**Written problem**
Copy the rows below word for word, from the row that contains "- monday-objective: Describe" through the row that contains "- teachers-guide-label: 1.", including both of those rows.

[start]

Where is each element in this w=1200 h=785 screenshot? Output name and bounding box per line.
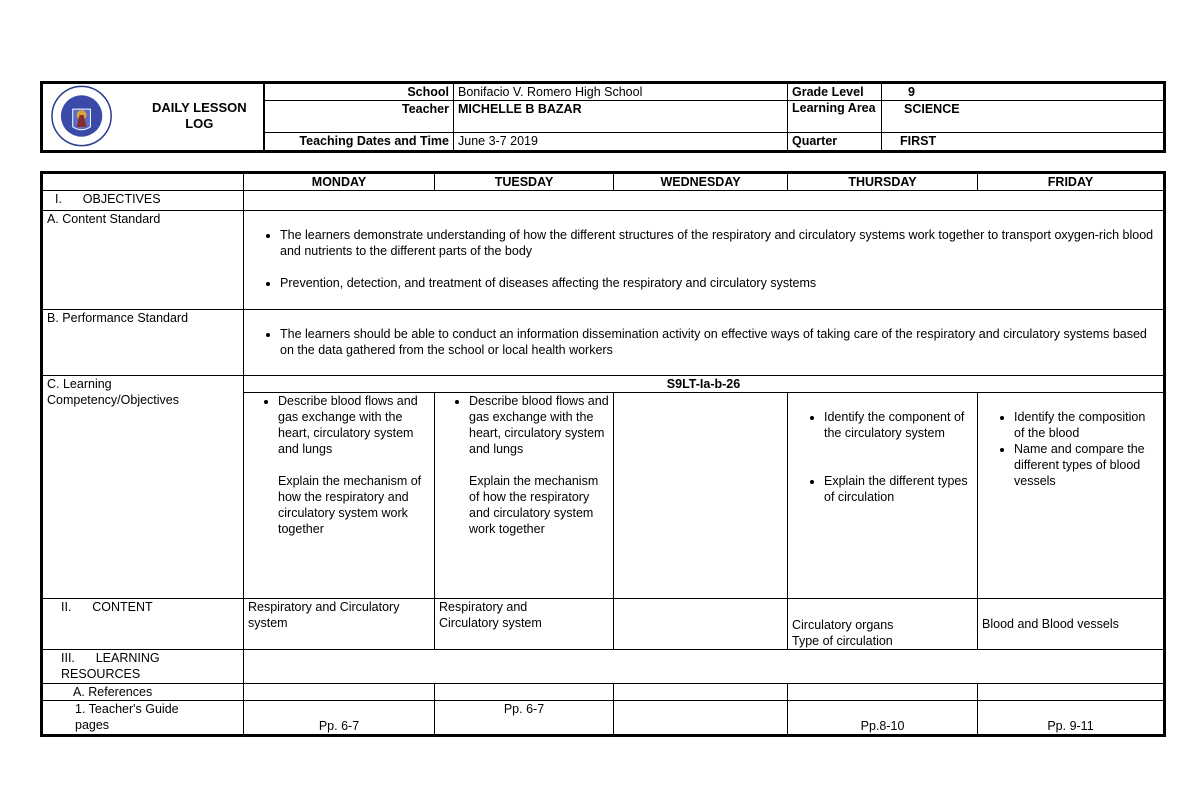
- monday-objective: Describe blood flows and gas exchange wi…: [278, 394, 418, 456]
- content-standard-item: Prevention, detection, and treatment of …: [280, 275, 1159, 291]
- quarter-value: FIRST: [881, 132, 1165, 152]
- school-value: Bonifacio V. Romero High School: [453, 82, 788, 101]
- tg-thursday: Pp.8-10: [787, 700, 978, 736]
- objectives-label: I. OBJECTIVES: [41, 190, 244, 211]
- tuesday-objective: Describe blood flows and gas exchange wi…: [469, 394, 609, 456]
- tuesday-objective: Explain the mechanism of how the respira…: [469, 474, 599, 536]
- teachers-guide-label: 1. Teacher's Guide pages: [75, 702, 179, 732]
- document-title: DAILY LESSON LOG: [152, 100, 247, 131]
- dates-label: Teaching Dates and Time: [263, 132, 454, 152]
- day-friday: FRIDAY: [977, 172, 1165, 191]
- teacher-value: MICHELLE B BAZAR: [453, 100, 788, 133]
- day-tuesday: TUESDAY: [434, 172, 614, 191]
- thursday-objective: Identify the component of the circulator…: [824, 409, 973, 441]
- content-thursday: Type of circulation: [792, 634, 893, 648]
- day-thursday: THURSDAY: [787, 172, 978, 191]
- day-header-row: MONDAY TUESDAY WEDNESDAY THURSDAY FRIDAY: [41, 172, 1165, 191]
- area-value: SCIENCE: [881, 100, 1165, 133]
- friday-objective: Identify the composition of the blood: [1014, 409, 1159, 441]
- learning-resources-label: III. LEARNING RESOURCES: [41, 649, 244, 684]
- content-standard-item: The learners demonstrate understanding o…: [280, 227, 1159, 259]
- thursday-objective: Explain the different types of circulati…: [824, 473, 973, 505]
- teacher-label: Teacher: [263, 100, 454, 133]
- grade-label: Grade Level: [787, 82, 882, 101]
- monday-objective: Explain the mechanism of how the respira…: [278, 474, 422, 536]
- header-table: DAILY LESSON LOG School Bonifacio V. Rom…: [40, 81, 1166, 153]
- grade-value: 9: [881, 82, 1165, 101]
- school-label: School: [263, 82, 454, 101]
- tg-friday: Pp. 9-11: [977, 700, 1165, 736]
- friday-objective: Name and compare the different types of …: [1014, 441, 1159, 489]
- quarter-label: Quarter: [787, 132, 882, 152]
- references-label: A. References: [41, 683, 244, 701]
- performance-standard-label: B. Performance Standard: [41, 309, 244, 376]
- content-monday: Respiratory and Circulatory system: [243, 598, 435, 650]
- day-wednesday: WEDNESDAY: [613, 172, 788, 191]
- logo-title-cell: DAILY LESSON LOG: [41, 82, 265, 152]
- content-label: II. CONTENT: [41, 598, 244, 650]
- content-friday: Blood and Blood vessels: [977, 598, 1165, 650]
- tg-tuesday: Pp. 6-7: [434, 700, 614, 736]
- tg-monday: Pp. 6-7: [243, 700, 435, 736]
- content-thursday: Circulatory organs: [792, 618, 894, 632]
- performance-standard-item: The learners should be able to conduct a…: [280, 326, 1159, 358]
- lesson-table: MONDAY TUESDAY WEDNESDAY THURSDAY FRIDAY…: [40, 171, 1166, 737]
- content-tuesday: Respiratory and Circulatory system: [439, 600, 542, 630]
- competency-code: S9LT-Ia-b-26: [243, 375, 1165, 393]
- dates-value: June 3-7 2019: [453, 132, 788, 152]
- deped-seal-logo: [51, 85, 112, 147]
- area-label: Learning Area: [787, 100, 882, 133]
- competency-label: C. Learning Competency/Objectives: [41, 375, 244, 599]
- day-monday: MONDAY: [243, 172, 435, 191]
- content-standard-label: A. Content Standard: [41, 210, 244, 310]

[end]
[start]

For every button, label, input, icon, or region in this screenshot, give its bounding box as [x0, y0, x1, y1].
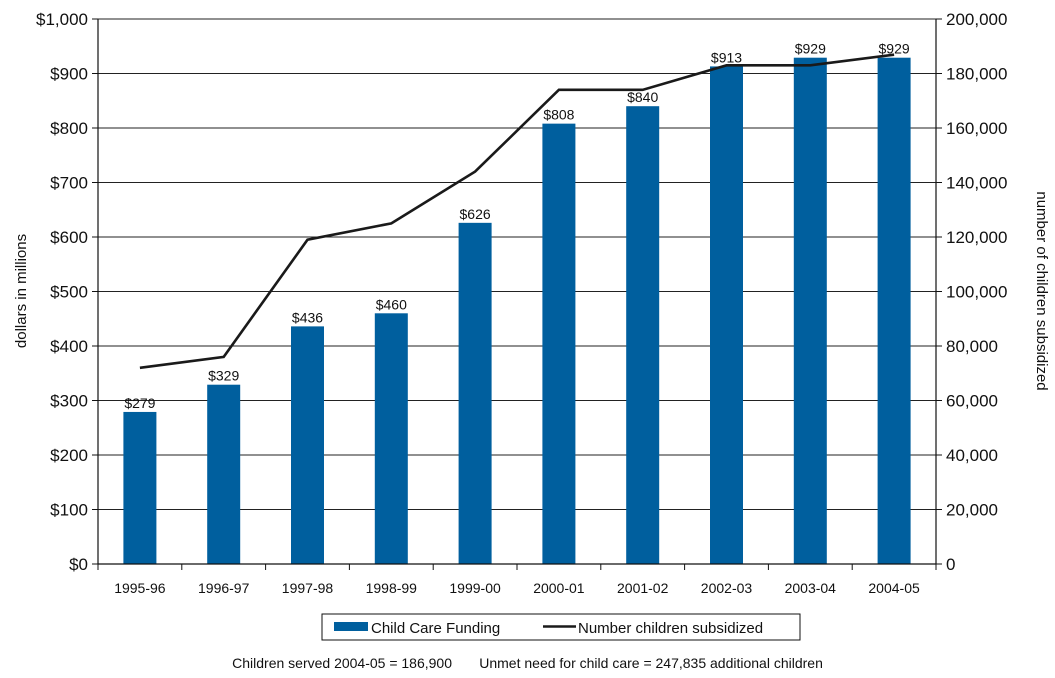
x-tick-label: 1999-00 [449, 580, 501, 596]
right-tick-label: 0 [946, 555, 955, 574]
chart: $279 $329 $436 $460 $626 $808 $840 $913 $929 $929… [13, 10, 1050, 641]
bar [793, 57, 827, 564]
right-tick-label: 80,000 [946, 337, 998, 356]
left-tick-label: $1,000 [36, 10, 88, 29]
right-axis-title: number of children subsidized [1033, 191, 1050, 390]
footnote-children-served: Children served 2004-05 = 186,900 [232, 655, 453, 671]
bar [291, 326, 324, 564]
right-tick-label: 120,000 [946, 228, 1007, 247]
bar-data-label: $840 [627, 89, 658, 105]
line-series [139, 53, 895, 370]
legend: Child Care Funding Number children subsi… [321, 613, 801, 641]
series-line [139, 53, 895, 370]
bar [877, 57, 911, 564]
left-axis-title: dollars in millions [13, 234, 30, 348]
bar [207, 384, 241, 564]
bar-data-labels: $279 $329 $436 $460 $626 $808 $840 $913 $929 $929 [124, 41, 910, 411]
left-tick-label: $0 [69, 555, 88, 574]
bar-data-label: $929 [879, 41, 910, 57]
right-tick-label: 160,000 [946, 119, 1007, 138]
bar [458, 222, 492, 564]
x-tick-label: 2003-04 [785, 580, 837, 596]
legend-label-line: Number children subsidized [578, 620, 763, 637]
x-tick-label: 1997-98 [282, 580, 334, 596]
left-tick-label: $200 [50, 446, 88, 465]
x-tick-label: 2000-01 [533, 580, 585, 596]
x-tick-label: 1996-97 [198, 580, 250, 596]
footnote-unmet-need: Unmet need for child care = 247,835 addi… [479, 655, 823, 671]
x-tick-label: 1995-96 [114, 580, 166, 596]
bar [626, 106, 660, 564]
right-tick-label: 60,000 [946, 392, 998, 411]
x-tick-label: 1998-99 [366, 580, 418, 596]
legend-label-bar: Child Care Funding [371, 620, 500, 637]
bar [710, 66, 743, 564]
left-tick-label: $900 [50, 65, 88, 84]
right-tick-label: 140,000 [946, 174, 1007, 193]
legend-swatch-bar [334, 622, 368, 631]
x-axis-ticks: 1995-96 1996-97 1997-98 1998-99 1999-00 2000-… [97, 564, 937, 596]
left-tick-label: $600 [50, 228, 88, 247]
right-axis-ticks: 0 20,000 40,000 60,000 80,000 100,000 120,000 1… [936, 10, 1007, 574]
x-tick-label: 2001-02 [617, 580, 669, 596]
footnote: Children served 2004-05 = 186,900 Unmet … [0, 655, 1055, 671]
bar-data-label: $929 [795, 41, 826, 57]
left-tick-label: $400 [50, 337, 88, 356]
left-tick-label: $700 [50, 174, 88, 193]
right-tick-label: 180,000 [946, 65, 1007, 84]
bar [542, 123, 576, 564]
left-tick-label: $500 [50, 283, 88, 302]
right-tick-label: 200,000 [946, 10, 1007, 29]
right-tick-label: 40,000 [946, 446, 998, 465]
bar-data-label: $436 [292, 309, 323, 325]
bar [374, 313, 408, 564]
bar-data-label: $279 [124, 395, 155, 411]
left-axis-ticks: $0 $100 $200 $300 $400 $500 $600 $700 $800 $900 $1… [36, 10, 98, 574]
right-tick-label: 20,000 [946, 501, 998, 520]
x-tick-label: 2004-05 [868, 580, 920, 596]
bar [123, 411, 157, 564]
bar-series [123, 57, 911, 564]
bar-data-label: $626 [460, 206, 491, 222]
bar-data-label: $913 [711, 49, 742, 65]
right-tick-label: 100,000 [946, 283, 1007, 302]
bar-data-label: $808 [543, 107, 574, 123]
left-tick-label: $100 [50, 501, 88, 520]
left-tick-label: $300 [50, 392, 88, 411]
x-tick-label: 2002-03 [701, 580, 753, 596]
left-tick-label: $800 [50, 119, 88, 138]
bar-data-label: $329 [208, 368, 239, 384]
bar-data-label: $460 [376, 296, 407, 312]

[end]

**Exercise result**
- monday-objective: Describe blood flows and gas exchange wi…: [278, 394, 418, 456]
- content-standard-item: Prevention, detection, and treatment of …: [280, 275, 1159, 291]
- quarter-value: FIRST: [881, 132, 1165, 152]
- school-value: Bonifacio V. Romero High School: [453, 82, 788, 101]
- tg-thursday: Pp.8-10: [787, 700, 978, 736]
- objectives-label: I. OBJECTIVES: [41, 190, 244, 211]
- tuesday-objective: Describe blood flows and gas exchange wi…: [469, 394, 609, 456]
- tuesday-objective: Explain the mechanism of how the respira…: [469, 474, 599, 536]
- teachers-guide-label: 1. Teacher's Guide pages: [75, 702, 179, 732]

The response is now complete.